Task data →
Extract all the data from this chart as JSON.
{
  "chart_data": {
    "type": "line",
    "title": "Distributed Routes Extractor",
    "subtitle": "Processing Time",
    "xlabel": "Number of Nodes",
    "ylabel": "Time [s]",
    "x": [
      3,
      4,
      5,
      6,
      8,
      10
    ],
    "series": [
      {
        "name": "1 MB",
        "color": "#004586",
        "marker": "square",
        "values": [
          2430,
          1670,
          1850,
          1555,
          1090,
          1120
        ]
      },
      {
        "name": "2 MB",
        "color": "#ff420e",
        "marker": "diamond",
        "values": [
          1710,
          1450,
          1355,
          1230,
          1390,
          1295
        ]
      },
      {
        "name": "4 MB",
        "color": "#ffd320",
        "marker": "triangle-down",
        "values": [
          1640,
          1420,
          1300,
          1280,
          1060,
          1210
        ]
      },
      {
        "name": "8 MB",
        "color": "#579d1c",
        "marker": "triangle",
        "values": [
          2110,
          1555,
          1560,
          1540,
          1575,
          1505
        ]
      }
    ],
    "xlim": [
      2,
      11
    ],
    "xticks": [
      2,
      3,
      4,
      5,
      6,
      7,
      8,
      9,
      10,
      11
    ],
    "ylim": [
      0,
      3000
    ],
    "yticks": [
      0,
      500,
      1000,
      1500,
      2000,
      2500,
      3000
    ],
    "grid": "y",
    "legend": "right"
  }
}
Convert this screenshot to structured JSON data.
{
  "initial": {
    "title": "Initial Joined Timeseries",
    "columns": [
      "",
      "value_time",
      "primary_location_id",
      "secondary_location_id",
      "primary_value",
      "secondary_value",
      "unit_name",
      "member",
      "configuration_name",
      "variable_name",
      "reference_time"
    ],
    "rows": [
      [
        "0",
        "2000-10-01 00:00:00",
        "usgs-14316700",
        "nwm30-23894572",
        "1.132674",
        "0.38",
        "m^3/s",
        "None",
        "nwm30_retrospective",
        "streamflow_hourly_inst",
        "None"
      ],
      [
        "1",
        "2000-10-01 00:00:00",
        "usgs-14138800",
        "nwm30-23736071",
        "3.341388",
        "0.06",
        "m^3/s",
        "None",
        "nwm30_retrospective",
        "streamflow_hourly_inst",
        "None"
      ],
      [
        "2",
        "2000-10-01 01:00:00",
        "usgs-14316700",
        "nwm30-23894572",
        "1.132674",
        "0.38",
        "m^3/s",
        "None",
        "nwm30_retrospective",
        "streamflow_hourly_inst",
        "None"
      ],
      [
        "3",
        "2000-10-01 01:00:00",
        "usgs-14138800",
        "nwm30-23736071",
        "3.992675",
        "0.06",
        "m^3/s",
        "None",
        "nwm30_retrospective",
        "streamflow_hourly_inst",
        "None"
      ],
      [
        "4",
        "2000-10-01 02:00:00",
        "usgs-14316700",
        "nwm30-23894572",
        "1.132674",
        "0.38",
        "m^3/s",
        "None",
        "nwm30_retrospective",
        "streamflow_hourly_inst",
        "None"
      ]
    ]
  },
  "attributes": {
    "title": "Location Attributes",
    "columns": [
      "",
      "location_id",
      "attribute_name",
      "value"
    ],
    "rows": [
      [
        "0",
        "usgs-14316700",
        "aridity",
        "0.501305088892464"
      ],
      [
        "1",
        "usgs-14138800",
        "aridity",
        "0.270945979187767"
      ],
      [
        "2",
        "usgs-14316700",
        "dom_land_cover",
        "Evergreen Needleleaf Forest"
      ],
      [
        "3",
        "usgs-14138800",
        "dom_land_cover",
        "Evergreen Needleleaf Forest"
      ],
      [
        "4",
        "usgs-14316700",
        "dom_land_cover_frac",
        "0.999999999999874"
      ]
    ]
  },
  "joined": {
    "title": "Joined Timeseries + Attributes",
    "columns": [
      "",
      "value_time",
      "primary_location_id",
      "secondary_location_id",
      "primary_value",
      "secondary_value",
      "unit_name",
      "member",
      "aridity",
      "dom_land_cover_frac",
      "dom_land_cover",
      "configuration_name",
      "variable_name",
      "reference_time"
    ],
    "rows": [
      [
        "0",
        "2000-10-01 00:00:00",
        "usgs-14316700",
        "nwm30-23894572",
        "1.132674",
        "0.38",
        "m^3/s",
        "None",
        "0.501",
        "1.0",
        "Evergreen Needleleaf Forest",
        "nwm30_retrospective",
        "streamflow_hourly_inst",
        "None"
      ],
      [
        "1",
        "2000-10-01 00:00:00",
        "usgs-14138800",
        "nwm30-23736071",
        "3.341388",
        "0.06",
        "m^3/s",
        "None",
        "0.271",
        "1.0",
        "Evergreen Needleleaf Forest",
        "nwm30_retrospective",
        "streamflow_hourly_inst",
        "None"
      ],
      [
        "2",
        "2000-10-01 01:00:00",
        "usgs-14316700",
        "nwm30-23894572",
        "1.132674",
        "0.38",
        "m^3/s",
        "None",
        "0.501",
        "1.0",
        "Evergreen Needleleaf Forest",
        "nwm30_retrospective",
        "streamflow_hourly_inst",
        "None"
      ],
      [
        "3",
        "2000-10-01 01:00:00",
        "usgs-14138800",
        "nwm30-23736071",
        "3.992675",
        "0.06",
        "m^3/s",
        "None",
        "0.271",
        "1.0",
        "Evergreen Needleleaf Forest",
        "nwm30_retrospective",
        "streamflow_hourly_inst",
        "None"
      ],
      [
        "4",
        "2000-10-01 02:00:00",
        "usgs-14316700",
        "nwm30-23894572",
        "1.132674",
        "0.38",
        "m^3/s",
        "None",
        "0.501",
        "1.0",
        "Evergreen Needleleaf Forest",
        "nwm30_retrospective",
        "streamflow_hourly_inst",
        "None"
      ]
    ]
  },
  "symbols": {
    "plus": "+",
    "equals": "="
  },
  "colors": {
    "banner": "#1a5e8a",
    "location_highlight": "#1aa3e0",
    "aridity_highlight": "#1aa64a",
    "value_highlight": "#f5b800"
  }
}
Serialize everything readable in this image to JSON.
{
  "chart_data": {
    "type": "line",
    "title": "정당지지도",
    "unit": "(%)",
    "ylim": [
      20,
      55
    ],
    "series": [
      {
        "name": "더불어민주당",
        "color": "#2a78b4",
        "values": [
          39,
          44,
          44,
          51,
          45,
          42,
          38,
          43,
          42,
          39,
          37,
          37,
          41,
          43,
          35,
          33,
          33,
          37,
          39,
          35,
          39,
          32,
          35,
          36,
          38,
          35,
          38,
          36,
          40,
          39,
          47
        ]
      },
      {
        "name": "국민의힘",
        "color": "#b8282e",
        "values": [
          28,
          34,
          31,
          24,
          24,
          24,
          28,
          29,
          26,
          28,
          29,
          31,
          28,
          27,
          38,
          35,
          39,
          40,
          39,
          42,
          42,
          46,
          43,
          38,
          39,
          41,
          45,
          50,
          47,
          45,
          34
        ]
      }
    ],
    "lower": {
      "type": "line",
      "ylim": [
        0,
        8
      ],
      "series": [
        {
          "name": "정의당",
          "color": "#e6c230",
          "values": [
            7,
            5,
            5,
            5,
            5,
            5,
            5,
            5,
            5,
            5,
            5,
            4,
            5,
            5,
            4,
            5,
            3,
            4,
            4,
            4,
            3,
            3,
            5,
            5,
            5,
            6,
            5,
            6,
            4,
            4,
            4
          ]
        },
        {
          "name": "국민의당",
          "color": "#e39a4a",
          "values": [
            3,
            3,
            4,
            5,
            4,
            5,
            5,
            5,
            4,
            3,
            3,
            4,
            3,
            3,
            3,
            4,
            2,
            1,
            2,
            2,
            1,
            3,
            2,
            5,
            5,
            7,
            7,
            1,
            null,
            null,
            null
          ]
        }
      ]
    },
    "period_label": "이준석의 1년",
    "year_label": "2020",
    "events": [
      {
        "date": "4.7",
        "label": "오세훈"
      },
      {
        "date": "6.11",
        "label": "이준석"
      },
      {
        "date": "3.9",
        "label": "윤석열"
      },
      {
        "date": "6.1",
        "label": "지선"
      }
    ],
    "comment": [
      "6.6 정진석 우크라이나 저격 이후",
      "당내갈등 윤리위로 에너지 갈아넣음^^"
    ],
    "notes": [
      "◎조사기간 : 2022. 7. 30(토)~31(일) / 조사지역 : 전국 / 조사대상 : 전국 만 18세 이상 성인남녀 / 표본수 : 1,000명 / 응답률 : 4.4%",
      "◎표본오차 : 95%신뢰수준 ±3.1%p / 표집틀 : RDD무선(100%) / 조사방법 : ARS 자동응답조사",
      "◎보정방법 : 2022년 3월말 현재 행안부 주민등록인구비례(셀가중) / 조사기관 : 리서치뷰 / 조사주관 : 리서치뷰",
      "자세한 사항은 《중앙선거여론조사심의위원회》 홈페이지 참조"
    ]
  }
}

Task instructions → Each line above that holds the string "JSON" should be copied and shown.

Result below →
Extract all the data from this chart as JSON.
Convert this screenshot to structured JSON data.
Serialize everything readable in this image to JSON.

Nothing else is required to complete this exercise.